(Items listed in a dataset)

::::::::::

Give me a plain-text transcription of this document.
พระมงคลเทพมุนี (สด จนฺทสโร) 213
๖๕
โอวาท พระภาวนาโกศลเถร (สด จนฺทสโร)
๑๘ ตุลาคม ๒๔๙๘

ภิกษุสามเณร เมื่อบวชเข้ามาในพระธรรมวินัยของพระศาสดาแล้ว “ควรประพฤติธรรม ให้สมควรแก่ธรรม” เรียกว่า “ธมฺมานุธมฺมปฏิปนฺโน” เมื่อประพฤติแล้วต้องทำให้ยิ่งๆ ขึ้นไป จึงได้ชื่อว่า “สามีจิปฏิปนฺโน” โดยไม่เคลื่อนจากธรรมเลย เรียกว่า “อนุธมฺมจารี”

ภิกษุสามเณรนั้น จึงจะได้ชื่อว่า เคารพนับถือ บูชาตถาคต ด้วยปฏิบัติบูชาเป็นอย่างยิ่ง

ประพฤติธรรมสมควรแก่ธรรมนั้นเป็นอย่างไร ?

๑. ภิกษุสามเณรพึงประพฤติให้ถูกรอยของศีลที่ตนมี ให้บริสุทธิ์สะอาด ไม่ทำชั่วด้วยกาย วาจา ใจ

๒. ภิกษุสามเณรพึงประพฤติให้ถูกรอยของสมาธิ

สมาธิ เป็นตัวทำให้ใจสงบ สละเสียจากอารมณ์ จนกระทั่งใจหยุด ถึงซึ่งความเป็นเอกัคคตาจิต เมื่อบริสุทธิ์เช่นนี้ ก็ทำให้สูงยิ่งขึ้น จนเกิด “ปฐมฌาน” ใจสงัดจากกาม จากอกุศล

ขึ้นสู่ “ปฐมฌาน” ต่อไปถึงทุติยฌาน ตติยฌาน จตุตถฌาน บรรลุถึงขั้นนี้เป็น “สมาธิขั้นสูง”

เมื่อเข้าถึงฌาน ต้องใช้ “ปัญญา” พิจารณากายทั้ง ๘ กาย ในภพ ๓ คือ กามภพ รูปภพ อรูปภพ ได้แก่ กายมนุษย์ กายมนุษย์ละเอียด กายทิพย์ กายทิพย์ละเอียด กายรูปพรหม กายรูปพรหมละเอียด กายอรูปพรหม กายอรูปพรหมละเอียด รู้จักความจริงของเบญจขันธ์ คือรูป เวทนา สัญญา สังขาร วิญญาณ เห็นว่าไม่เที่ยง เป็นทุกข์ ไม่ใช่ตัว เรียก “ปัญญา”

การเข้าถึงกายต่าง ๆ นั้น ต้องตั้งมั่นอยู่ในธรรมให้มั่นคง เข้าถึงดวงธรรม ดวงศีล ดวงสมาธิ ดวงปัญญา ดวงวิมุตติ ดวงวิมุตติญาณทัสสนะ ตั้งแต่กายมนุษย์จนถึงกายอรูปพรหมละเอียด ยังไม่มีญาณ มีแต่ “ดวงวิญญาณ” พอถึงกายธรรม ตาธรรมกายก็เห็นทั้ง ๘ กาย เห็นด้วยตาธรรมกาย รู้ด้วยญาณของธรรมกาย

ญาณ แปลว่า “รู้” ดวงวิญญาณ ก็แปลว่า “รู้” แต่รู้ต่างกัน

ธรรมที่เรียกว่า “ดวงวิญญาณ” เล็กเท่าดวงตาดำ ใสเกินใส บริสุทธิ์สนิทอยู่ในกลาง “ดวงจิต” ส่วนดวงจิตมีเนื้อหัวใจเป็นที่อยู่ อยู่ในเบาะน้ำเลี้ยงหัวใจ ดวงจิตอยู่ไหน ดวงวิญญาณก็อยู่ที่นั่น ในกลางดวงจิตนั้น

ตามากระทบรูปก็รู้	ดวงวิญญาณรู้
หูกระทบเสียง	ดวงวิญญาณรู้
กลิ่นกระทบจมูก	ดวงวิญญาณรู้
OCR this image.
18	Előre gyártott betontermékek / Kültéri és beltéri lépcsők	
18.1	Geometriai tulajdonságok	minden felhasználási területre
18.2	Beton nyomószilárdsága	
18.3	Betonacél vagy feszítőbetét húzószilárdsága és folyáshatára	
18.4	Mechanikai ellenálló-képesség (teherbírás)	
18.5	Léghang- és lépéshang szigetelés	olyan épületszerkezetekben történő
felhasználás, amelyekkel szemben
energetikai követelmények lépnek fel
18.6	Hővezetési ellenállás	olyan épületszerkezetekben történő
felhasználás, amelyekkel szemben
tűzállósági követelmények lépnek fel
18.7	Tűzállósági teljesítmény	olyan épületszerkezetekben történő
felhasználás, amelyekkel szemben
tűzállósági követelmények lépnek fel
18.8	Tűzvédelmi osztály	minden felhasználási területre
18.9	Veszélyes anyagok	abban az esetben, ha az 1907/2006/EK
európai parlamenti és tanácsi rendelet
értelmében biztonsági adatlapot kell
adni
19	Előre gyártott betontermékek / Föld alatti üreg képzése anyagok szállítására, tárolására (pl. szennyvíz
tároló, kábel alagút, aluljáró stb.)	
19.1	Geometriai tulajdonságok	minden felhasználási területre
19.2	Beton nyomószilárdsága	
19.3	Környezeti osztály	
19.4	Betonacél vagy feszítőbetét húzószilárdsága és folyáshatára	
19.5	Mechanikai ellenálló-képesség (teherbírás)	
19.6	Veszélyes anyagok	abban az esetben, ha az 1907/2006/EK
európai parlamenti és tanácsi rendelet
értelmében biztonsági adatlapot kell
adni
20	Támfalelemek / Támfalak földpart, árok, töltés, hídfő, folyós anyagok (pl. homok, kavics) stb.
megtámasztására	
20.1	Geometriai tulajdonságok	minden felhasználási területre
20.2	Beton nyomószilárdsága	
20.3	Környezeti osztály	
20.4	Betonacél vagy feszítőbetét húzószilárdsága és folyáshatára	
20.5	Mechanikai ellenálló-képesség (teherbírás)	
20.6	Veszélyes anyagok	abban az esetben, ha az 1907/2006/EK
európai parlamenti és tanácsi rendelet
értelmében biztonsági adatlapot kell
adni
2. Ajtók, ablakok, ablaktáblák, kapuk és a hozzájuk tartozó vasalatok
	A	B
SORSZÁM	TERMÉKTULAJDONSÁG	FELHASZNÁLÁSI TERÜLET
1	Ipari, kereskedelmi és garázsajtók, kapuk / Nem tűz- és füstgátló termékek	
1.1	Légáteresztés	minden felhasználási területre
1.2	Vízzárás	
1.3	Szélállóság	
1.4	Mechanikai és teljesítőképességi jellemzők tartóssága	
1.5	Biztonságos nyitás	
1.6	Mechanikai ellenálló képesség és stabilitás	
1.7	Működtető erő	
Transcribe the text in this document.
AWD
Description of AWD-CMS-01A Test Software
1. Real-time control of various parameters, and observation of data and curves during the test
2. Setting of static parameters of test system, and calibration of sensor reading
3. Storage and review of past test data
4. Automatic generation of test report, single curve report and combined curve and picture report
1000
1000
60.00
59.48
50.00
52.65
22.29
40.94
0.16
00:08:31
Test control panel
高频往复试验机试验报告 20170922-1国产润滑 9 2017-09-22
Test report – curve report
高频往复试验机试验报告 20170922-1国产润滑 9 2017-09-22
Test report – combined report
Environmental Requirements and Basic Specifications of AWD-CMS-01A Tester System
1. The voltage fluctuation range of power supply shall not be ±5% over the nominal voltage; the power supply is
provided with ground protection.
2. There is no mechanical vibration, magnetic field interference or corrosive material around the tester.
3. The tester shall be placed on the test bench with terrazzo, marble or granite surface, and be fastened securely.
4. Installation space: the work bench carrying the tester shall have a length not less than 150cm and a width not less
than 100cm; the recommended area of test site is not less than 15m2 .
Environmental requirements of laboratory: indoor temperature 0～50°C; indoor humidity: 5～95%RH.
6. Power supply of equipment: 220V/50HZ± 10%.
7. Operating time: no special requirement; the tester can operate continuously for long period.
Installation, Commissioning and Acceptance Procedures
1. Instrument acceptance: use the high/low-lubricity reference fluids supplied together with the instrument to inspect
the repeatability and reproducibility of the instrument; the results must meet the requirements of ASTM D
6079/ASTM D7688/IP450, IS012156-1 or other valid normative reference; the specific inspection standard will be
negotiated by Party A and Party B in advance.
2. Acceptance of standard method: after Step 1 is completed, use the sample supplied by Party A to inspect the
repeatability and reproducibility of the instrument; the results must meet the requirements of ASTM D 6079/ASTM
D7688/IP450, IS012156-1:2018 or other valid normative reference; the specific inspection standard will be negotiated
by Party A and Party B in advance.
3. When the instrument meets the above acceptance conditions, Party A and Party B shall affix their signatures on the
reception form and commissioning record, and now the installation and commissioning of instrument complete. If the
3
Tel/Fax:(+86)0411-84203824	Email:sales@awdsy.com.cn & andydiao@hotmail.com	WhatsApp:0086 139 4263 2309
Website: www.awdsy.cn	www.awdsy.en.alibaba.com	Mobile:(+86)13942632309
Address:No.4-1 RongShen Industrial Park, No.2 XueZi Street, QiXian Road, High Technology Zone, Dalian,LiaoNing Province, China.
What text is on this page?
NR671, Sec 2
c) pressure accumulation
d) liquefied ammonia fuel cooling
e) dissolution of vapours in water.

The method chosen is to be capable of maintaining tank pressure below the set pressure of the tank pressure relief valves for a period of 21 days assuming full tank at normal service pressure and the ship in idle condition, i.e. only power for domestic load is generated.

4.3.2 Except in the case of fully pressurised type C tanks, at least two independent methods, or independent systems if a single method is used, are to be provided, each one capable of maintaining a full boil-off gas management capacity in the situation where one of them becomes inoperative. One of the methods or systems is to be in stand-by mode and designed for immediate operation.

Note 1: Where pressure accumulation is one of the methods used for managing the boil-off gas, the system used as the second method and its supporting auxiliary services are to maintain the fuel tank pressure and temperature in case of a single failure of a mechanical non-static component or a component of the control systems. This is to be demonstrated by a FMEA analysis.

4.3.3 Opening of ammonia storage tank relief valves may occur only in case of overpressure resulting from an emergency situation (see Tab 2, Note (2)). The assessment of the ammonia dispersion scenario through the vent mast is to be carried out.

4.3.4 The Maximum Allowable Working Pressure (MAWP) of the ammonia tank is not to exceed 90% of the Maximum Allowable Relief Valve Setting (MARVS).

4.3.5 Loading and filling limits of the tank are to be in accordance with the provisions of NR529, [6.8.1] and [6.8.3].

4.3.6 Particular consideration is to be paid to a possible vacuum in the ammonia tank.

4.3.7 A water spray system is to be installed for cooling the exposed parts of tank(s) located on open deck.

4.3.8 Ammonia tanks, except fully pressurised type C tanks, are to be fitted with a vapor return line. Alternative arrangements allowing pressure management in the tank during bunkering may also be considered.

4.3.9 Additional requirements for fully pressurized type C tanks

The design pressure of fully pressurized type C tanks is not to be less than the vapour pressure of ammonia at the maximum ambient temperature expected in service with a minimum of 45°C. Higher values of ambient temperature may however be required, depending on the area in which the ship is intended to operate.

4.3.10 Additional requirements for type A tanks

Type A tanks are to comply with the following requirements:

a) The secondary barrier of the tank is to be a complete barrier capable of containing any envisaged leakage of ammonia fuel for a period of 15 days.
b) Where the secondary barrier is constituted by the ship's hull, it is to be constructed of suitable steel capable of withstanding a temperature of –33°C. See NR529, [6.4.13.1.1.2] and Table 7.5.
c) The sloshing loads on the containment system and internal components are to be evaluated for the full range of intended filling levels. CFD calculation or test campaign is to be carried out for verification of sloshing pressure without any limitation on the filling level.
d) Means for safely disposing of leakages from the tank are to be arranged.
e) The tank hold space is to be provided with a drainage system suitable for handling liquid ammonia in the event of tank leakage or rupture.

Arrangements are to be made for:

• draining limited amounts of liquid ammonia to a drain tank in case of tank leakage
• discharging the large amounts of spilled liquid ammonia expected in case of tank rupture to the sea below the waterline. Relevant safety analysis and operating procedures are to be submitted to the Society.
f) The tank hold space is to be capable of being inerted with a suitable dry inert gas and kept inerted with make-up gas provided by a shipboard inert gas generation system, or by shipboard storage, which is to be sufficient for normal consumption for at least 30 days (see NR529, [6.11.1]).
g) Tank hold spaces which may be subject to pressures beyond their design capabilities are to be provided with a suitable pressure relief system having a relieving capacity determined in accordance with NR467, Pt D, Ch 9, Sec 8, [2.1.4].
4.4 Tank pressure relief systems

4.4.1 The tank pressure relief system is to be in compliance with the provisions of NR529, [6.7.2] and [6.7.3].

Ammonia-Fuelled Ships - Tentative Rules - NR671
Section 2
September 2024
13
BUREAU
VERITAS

::::::::::

Goal -> Go through the material line by line. Show each line that contains the string "osztály".

Result of this exercise ->
18.8	Tűzvédelmi osztály	minden felhasználási területre
19.3	Környezeti osztály	
20.3	Környezeti osztály	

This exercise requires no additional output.